* Exercise
Return every line of the listing, exactly as it reads.

* Listed entries
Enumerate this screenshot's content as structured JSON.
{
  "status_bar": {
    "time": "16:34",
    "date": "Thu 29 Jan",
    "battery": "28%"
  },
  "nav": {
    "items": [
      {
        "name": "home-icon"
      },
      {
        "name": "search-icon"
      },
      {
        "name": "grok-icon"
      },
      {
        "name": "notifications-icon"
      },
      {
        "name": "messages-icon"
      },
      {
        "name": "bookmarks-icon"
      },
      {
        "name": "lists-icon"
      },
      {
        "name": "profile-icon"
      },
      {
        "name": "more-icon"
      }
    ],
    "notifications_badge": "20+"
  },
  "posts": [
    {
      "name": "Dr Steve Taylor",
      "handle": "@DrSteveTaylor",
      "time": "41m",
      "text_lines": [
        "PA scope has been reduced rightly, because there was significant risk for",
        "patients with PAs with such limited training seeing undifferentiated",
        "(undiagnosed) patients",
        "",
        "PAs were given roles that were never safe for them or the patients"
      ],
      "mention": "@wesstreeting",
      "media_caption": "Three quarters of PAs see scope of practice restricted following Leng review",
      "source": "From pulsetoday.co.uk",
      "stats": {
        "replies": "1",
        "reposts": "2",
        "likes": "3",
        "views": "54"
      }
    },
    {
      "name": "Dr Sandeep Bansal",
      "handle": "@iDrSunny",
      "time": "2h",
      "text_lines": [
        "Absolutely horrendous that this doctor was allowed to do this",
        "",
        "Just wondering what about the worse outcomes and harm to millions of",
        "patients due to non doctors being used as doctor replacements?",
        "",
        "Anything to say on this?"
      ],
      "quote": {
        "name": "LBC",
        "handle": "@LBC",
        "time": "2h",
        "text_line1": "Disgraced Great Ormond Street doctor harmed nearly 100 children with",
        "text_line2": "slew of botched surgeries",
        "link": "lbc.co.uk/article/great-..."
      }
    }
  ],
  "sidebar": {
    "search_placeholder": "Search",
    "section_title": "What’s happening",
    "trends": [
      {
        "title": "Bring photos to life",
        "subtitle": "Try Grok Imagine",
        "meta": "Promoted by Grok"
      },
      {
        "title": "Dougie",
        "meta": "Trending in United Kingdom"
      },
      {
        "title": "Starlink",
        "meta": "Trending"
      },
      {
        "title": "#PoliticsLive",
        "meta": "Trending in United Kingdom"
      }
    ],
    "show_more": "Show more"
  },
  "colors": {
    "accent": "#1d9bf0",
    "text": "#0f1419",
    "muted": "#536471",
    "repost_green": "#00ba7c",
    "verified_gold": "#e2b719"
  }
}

* Response for this exercise
Enumerate this screenshot's content as structured JSON.
{
  "status_bar": {
    "time": "16:34",
    "date": "Thu 29 Jan",
    "battery": "28%"
  },
  "nav": {
    "items": [
      {
        "name": "home-icon"
      },
      {
        "name": "search-icon"
      },
      {
        "name": "grok-icon"
      },
      {
        "name": "notifications-icon"
      },
      {
        "name": "messages-icon"
      },
      {
        "name": "bookmarks-icon"
      },
      {
        "name": "lists-icon"
      },
      {
        "name": "profile-icon"
      },
      {
        "name": "more-icon"
      }
    ],
    "notifications_badge": "20+"
  },
  "posts": [
    {
      "name": "Dr Steve Taylor",
      "handle": "@DrSteveTaylor",
      "time": "41m",
      "text_lines": [
        "PA scope has been reduced rightly, because there was significant risk for",
        "patients with PAs with such limited training seeing undifferentiated",
        "(undiagnosed) patients",
        "",
        "PAs were given roles that were never safe for them or the patients"
      ],
      "mention": "@wesstreeting",
      "media_caption": "Three quarters of PAs see scope of practice restricted following Leng review",
      "source": "From pulsetoday.co.uk",
      "stats": {
        "replies": "1",
        "reposts": "2",
        "likes": "3",
        "views": "54"
      }
    },
    {
      "name": "Dr Sandeep Bansal",
      "handle": "@iDrSunny",
      "time": "2h",
      "text_lines": [
        "Absolutely horrendous that this doctor was allowed to do this",
        "",
        "Just wondering what about the worse outcomes and harm to millions of",
        "patients due to non doctors being used as doctor replacements?",
        "",
        "Anything to say on this?"
      ],
      "quote": {
        "name": "LBC",
        "handle": "@LBC",
        "time": "2h",
        "text_line1": "Disgraced Great Ormond Street doctor harmed nearly 100 children with",
        "text_line2": "slew of botched surgeries",
        "link": "lbc.co.uk/article/great-..."
      }
    }
  ],
  "sidebar": {
    "search_placeholder": "Search",
    "section_title": "What’s happening",
    "trends": [
      {
        "title": "Bring photos to life",
        "subtitle": "Try Grok Imagine",
        "meta": "Promoted by Grok"
      },
      {
        "title": "Dougie",
        "meta": "Trending in United Kingdom"
      },
      {
        "title": "Starlink",
        "meta": "Trending"
      },
      {
        "title": "#PoliticsLive",
        "meta": "Trending in United Kingdom"
      }
    ],
    "show_more": "Show more"
  },
  "colors": {
    "accent": "#1d9bf0",
    "text": "#0f1419",
    "muted": "#536471",
    "repost_green": "#00ba7c",
    "verified_gold": "#e2b719"
  }
}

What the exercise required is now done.